— Job —
Go through the records underneath and count the lines that include the string "thống". Give nothing but the number.

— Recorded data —
begin

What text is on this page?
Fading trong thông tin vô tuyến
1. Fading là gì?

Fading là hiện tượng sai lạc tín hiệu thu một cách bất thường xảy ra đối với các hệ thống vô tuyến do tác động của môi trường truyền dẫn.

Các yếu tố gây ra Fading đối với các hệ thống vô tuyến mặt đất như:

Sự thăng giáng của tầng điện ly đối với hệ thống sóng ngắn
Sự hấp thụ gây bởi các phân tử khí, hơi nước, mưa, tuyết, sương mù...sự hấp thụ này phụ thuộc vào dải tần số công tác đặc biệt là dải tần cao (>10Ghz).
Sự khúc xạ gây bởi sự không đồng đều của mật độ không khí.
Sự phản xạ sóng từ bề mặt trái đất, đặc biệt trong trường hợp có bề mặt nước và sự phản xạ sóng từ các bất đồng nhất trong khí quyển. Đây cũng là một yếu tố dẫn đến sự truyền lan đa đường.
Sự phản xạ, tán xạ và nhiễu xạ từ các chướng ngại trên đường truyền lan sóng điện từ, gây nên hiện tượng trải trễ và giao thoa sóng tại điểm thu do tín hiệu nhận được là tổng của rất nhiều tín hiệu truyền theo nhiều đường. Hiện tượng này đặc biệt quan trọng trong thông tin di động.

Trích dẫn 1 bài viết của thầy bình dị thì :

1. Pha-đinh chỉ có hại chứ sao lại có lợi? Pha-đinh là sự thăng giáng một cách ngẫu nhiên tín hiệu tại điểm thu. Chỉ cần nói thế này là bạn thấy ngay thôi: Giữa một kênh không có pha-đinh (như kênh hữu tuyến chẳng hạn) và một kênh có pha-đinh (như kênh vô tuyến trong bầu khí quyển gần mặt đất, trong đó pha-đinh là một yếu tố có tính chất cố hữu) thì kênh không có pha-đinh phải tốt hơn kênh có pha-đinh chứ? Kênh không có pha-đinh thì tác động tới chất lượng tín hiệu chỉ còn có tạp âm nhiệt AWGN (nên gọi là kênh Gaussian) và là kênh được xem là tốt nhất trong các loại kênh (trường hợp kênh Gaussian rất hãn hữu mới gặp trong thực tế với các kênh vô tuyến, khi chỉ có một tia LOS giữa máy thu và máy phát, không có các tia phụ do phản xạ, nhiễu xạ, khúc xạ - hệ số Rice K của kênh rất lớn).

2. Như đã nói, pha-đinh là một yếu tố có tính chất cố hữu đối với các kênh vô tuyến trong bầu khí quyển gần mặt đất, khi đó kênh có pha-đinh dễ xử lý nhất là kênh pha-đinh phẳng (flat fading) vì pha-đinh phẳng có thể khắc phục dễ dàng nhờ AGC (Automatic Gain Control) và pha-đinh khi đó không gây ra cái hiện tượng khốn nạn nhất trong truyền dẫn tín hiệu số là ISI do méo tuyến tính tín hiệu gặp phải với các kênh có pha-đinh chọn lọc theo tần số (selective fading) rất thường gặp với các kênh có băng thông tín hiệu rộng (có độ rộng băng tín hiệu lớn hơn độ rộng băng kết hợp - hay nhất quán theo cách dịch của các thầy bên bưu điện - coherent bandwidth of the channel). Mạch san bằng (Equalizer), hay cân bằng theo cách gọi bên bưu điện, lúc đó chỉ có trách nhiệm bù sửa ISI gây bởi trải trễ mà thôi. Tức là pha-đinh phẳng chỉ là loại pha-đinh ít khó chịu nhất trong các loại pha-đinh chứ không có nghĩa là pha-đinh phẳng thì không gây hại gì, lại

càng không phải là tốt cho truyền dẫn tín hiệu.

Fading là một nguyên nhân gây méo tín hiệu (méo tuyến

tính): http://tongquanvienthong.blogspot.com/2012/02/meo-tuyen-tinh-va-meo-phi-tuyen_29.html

end

— Exercise result —
3